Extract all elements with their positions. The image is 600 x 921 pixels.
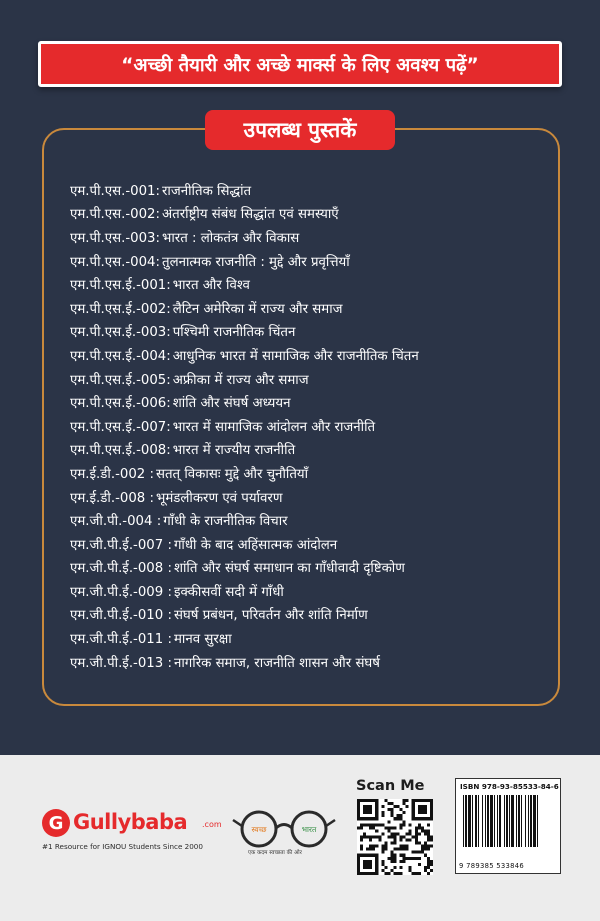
book-code: एम.पी.एस.ई.-006: [70, 396, 171, 412]
isbn-barcode-box [455, 778, 561, 874]
gandhi-glasses-icon [232, 808, 336, 848]
book-title: पश्चिमी राजनीतिक चिंतन [172, 325, 296, 341]
publisher-tagline: #1 Resource for IGNOU Students Since 2000 [42, 842, 203, 851]
book-code: एम.जी.पी.ई.-011 : [70, 632, 172, 648]
book-title: नागरिक समाज, राजनीति शासन और संघर्ष [173, 655, 380, 671]
book-list-item [70, 202, 550, 226]
book-list-title [205, 110, 395, 150]
headline-text: “अच्छी तैयारी और अच्छे मार्क्स के लिए अवश्य पढ़ें” [121, 54, 479, 76]
gullybaba-domain-suffix: .com [202, 820, 222, 829]
book-list-item [70, 438, 550, 462]
book-code: एम.पी.एस.ई.-005: [70, 372, 171, 388]
gullybaba-logo [42, 808, 222, 838]
book-list-item [70, 603, 550, 627]
book-list-item [70, 508, 550, 532]
book-title: सतत् विकासः मुद्दे और चुनौतियाँ [155, 466, 309, 482]
book-title: भूमंडलीकरण एवं पर्यावरण [155, 490, 283, 506]
book-code: एम.जी.पी.ई.-007 : [70, 537, 172, 553]
book-title: अंतर्राष्ट्रीय संबंध सिद्धांत एवं समस्याएँ [161, 207, 339, 223]
book-code: एम.पी.एस.-003: [70, 230, 160, 246]
book-code: एम.जी.पी.ई.-013 : [70, 655, 172, 671]
book-title: इक्कीसवीं सदी में गाँधी [173, 584, 284, 600]
book-title: अफ्रीका में राज्य और समाज [172, 372, 309, 388]
book-title: गाँधी के राजनीतिक विचार [163, 514, 288, 530]
book-title: आधुनिक भारत में सामाजिक और राजनीतिक चिंतन [172, 348, 419, 364]
book-list-item [70, 390, 550, 414]
book-code: एम.पी.एस.ई.-004: [70, 348, 171, 364]
book-list-item [70, 626, 550, 650]
book-list-item [70, 485, 550, 509]
swachh-right-text: भारत [301, 825, 317, 834]
book-code: एम.ई.डी.-008 : [70, 490, 154, 506]
book-list-item [70, 556, 550, 580]
book-title: भारत में राज्यीय राजनीति [172, 443, 296, 459]
book-title: गाँधी के बाद अहिंसात्मक आंदोलन [173, 537, 338, 553]
book-title: मानव सुरक्षा [173, 632, 232, 648]
book-list [70, 178, 550, 673]
book-list-title-text: उपलब्ध पुस्तकें [243, 118, 357, 142]
barcode-icon [463, 795, 555, 857]
book-code: एम.पी.एस.ई.-002: [70, 301, 171, 317]
book-title: राजनीतिक सिद्धांत [161, 183, 252, 199]
book-code: एम.पी.एस.ई.-001: [70, 278, 171, 294]
book-list-item [70, 579, 550, 603]
book-list-item [70, 367, 550, 391]
qr-code-icon [357, 799, 433, 875]
book-title: शांति और संघर्ष अध्ययन [172, 396, 291, 412]
book-code: एम.पी.एस.ई.-003: [70, 325, 171, 341]
book-code: एम.पी.एस.ई.-007: [70, 419, 171, 435]
book-list-item [70, 272, 550, 296]
book-list-item [70, 414, 550, 438]
book-title: भारत : लोकतंत्र और विकास [161, 230, 300, 246]
swachh-left-text: स्वच्छ [251, 825, 267, 834]
gullybaba-g-icon: G [42, 809, 70, 837]
book-title: शांति और संघर्ष समाधान का गाँधीवादी दृष्टिकोण [173, 561, 405, 577]
book-code: एम.जी.पी.-004 : [70, 514, 162, 530]
swachh-caption: एक कदम स्वच्छता की ओर [248, 850, 302, 856]
book-title: भारत में सामाजिक आंदोलन और राजनीति [172, 419, 376, 435]
book-code: एम.पी.एस.-004: [70, 254, 160, 270]
book-list-item [70, 532, 550, 556]
gullybaba-wordmark: Gullybaba [73, 810, 188, 834]
headline-banner [38, 41, 562, 87]
book-code: एम.जी.पी.ई.-008 : [70, 561, 172, 577]
book-list-item [70, 249, 550, 273]
book-title: भारत और विश्व [172, 278, 250, 294]
book-list-item [70, 225, 550, 249]
book-code: एम.जी.पी.ई.-010 : [70, 608, 172, 624]
book-code: एम.पी.एस.-002: [70, 207, 160, 223]
book-title: लैटिन अमेरिका में राज्य और समाज [172, 301, 343, 317]
book-code: एम.ई.डी.-002 : [70, 466, 154, 482]
book-code: एम.पी.एस.ई.-008: [70, 443, 171, 459]
book-list-item [70, 296, 550, 320]
book-list-item [70, 178, 550, 202]
scan-me-label: Scan Me [356, 778, 425, 794]
book-title: तुलनात्मक राजनीति : मुद्दे और प्रवृत्तियाँ [161, 254, 350, 270]
book-list-item [70, 650, 550, 674]
isbn-number: ISBN 978-93-85533-84-6 [460, 782, 559, 791]
book-list-item [70, 461, 550, 485]
book-code: एम.पी.एस.-001: [70, 183, 160, 199]
book-code: एम.जी.पी.ई.-009 : [70, 584, 172, 600]
book-title: संघर्ष प्रबंधन, परिवर्तन और शांति निर्माण [173, 608, 368, 624]
book-list-item [70, 320, 550, 344]
barcode-digits: 9 789385 533846 [459, 862, 525, 870]
book-list-item [70, 343, 550, 367]
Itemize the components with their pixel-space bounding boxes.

Brief:
Copy every row above word for word, without the picture.

Result:
Extract all elements with their positions. The image is 600 x 921 pixels.
book-code: एम.पी.एस.ई.-006: [70, 396, 171, 412]
isbn-barcode-box [455, 778, 561, 874]
gandhi-glasses-icon [232, 808, 336, 848]
book-title: पश्चिमी राजनीतिक चिंतन [172, 325, 296, 341]
publisher-tagline: #1 Resource for IGNOU Students Since 2000 [42, 842, 203, 851]
book-code: एम.जी.पी.ई.-011 : [70, 632, 172, 648]
book-title: नागरिक समाज, राजनीति शासन और संघर्ष [173, 655, 380, 671]
book-list-item [70, 202, 550, 226]
book-list-title [205, 110, 395, 150]
headline-text: “अच्छी तैयारी और अच्छे मार्क्स के लिए अवश्य पढ़ें” [121, 54, 479, 76]
gullybaba-domain-suffix: .com [202, 820, 222, 829]
book-list-item [70, 438, 550, 462]
book-code: एम.पी.एस.ई.-005: [70, 372, 171, 388]
gullybaba-logo [42, 808, 222, 838]
book-list-item [70, 603, 550, 627]
book-list-item [70, 508, 550, 532]
book-title: सतत् विकासः मुद्दे और चुनौतियाँ [155, 466, 309, 482]
book-title: भूमंडलीकरण एवं पर्यावरण [155, 490, 283, 506]
book-code: एम.जी.पी.ई.-007 : [70, 537, 172, 553]
book-title: अंतर्राष्ट्रीय संबंध सिद्धांत एवं समस्याएँ [161, 207, 339, 223]
book-code: एम.पी.एस.-003: [70, 230, 160, 246]
book-code: एम.जी.पी.ई.-013 : [70, 655, 172, 671]
book-title: इक्कीसवीं सदी में गाँधी [173, 584, 284, 600]
book-title: अफ्रीका में राज्य और समाज [172, 372, 309, 388]
book-title: गाँधी के राजनीतिक विचार [163, 514, 288, 530]
book-title: आधुनिक भारत में सामाजिक और राजनीतिक चिंतन [172, 348, 419, 364]
book-list-item [70, 390, 550, 414]
book-code: एम.पी.एस.ई.-004: [70, 348, 171, 364]
book-list-item [70, 626, 550, 650]
book-list-item [70, 485, 550, 509]
swachh-right-text: भारत [301, 825, 317, 834]
book-code: एम.ई.डी.-008 : [70, 490, 154, 506]
book-list-item [70, 556, 550, 580]
book-title: भारत में राज्यीय राजनीति [172, 443, 296, 459]
book-title: गाँधी के बाद अहिंसात्मक आंदोलन [173, 537, 338, 553]
book-title: मानव सुरक्षा [173, 632, 232, 648]
book-list [70, 178, 550, 673]
book-list-title-text: उपलब्ध पुस्तकें [243, 118, 357, 142]
barcode-icon [463, 795, 555, 857]
book-code: एम.पी.एस.ई.-002: [70, 301, 171, 317]
book-title: राजनीतिक सिद्धांत [161, 183, 252, 199]
book-code: एम.पी.एस.ई.-001: [70, 278, 171, 294]
book-list-item [70, 579, 550, 603]
book-list-item [70, 367, 550, 391]
qr-code-icon [357, 799, 433, 875]
book-title: शांति और संघर्ष अध्ययन [172, 396, 291, 412]
book-code: एम.पी.एस.ई.-003: [70, 325, 171, 341]
book-code: एम.पी.एस.ई.-007: [70, 419, 171, 435]
book-list-item [70, 272, 550, 296]
book-list-item [70, 414, 550, 438]
book-title: भारत : लोकतंत्र और विकास [161, 230, 300, 246]
swachh-left-text: स्वच्छ [251, 825, 267, 834]
gullybaba-g-icon: G [42, 809, 70, 837]
book-title: शांति और संघर्ष समाधान का गाँधीवादी दृष्टिकोण [173, 561, 405, 577]
book-code: एम.जी.पी.-004 : [70, 514, 162, 530]
swachh-caption: एक कदम स्वच्छता की ओर [248, 850, 302, 856]
book-title: भारत में सामाजिक आंदोलन और राजनीति [172, 419, 376, 435]
book-code: एम.पी.एस.-004: [70, 254, 160, 270]
book-list-item [70, 532, 550, 556]
gullybaba-wordmark: Gullybaba [73, 810, 188, 834]
headline-banner [38, 41, 562, 87]
book-code: एम.जी.पी.ई.-008 : [70, 561, 172, 577]
book-list-item [70, 249, 550, 273]
book-title: भारत और विश्व [172, 278, 250, 294]
book-list-item [70, 225, 550, 249]
book-code: एम.जी.पी.ई.-010 : [70, 608, 172, 624]
book-code: एम.पी.एस.-002: [70, 207, 160, 223]
book-title: लैटिन अमेरिका में राज्य और समाज [172, 301, 343, 317]
book-code: एम.ई.डी.-002 : [70, 466, 154, 482]
book-code: एम.पी.एस.ई.-008: [70, 443, 171, 459]
book-list-item [70, 296, 550, 320]
book-list-item [70, 178, 550, 202]
scan-me-label: Scan Me [356, 778, 425, 794]
book-title: तुलनात्मक राजनीति : मुद्दे और प्रवृत्तियाँ [161, 254, 350, 270]
book-list-item [70, 650, 550, 674]
isbn-number: ISBN 978-93-85533-84-6 [460, 782, 559, 791]
book-list-item [70, 461, 550, 485]
book-code: एम.पी.एस.-001: [70, 183, 160, 199]
book-code: एम.जी.पी.ई.-009 : [70, 584, 172, 600]
book-title: संघर्ष प्रबंधन, परिवर्तन और शांति निर्माण [173, 608, 368, 624]
book-list-item [70, 320, 550, 344]
barcode-digits: 9 789385 533846 [459, 862, 525, 870]
book-list-item [70, 343, 550, 367]
Itemize the components with their pixel-space bounding boxes.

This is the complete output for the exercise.